▸ SUPPLIED ENTRIES:
------

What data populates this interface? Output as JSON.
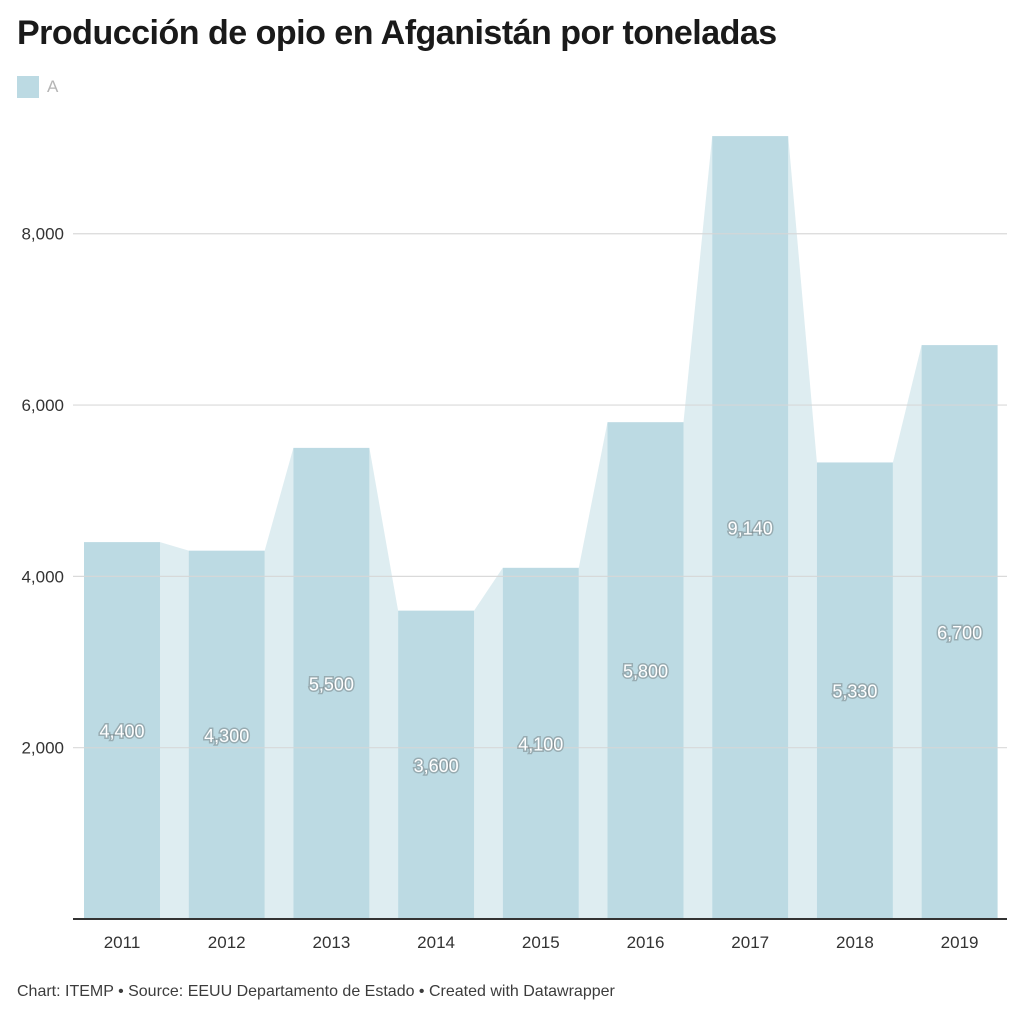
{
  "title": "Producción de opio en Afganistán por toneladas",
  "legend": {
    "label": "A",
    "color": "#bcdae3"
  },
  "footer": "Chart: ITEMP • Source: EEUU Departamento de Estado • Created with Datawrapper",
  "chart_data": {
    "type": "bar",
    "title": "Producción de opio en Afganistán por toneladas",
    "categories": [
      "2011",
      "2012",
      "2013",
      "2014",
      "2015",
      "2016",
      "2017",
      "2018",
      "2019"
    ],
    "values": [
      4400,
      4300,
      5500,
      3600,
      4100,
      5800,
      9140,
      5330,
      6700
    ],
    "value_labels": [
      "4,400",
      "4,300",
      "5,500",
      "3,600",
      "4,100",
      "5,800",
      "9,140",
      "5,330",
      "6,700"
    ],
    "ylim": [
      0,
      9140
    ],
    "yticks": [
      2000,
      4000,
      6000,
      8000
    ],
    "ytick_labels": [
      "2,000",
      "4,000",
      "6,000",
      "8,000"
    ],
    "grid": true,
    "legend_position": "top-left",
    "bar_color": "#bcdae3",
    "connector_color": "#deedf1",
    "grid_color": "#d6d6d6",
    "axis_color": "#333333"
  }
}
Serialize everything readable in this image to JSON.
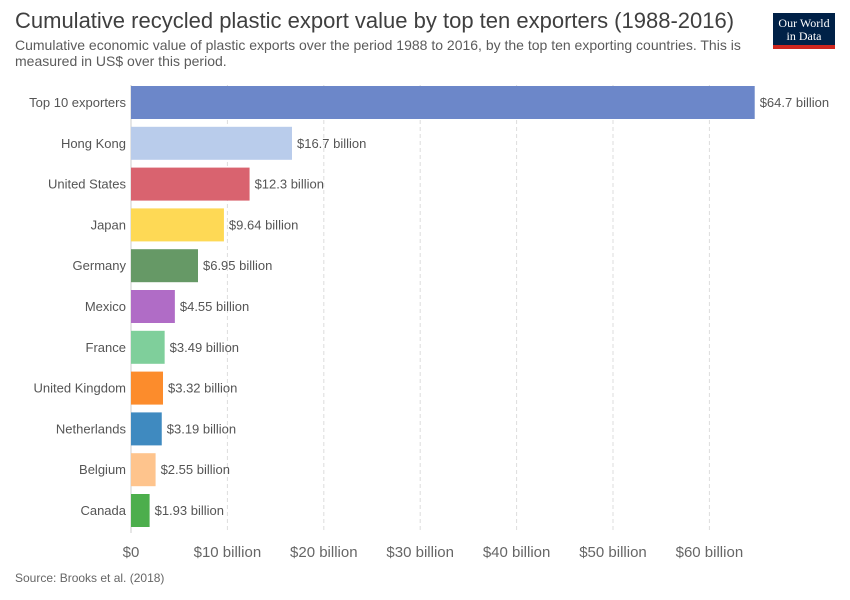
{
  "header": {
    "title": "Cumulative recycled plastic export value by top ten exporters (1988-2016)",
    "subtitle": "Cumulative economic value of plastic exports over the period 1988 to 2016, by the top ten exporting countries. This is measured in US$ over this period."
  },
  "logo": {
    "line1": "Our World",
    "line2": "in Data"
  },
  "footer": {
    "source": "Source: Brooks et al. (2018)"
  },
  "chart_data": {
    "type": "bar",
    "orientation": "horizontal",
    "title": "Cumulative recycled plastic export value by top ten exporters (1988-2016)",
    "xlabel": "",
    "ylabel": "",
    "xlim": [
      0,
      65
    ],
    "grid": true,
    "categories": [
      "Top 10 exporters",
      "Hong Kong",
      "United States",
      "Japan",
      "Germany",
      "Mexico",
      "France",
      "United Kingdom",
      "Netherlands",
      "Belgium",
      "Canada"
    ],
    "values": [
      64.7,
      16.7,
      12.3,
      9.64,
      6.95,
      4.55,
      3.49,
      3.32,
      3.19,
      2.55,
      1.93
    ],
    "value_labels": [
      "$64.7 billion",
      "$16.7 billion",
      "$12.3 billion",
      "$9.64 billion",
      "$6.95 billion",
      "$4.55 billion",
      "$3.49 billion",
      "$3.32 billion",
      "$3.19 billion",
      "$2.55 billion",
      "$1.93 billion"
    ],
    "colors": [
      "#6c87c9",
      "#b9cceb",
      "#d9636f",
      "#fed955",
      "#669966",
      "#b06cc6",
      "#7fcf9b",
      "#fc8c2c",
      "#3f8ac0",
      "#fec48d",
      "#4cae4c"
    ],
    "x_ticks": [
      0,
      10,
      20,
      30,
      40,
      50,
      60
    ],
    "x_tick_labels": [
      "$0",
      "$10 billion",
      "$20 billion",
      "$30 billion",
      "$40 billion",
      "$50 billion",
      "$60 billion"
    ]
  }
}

------

▸ YOUR OBJECTIVE: Give all the lines above again, character for character, without pictures.

▸ ANSWER FOR THE TASK:
What data populates this interface? Output as JSON.
{
  "title": "Producción de opio en Afganistán por toneladas",
  "legend": {
    "label": "A",
    "color": "#bcdae3"
  },
  "footer": "Chart: ITEMP • Source: EEUU Departamento de Estado • Created with Datawrapper",
  "chart_data": {
    "type": "bar",
    "title": "Producción de opio en Afganistán por toneladas",
    "categories": [
      "2011",
      "2012",
      "2013",
      "2014",
      "2015",
      "2016",
      "2017",
      "2018",
      "2019"
    ],
    "values": [
      4400,
      4300,
      5500,
      3600,
      4100,
      5800,
      9140,
      5330,
      6700
    ],
    "value_labels": [
      "4,400",
      "4,300",
      "5,500",
      "3,600",
      "4,100",
      "5,800",
      "9,140",
      "5,330",
      "6,700"
    ],
    "ylim": [
      0,
      9140
    ],
    "yticks": [
      2000,
      4000,
      6000,
      8000
    ],
    "ytick_labels": [
      "2,000",
      "4,000",
      "6,000",
      "8,000"
    ],
    "grid": true,
    "legend_position": "top-left",
    "bar_color": "#bcdae3",
    "connector_color": "#deedf1",
    "grid_color": "#d6d6d6",
    "axis_color": "#333333"
  }
}
Serialize everything readable in this image to JSON.
{
  "header": {
    "title": "Cumulative recycled plastic export value by top ten exporters (1988-2016)",
    "subtitle": "Cumulative economic value of plastic exports over the period 1988 to 2016, by the top ten exporting countries. This is measured in US$ over this period."
  },
  "logo": {
    "line1": "Our World",
    "line2": "in Data"
  },
  "footer": {
    "source": "Source: Brooks et al. (2018)"
  },
  "chart_data": {
    "type": "bar",
    "orientation": "horizontal",
    "title": "Cumulative recycled plastic export value by top ten exporters (1988-2016)",
    "xlabel": "",
    "ylabel": "",
    "xlim": [
      0,
      65
    ],
    "grid": true,
    "categories": [
      "Top 10 exporters",
      "Hong Kong",
      "United States",
      "Japan",
      "Germany",
      "Mexico",
      "France",
      "United Kingdom",
      "Netherlands",
      "Belgium",
      "Canada"
    ],
    "values": [
      64.7,
      16.7,
      12.3,
      9.64,
      6.95,
      4.55,
      3.49,
      3.32,
      3.19,
      2.55,
      1.93
    ],
    "value_labels": [
      "$64.7 billion",
      "$16.7 billion",
      "$12.3 billion",
      "$9.64 billion",
      "$6.95 billion",
      "$4.55 billion",
      "$3.49 billion",
      "$3.32 billion",
      "$3.19 billion",
      "$2.55 billion",
      "$1.93 billion"
    ],
    "colors": [
      "#6c87c9",
      "#b9cceb",
      "#d9636f",
      "#fed955",
      "#669966",
      "#b06cc6",
      "#7fcf9b",
      "#fc8c2c",
      "#3f8ac0",
      "#fec48d",
      "#4cae4c"
    ],
    "x_ticks": [
      0,
      10,
      20,
      30,
      40,
      50,
      60
    ],
    "x_tick_labels": [
      "$0",
      "$10 billion",
      "$20 billion",
      "$30 billion",
      "$40 billion",
      "$50 billion",
      "$60 billion"
    ]
  }
}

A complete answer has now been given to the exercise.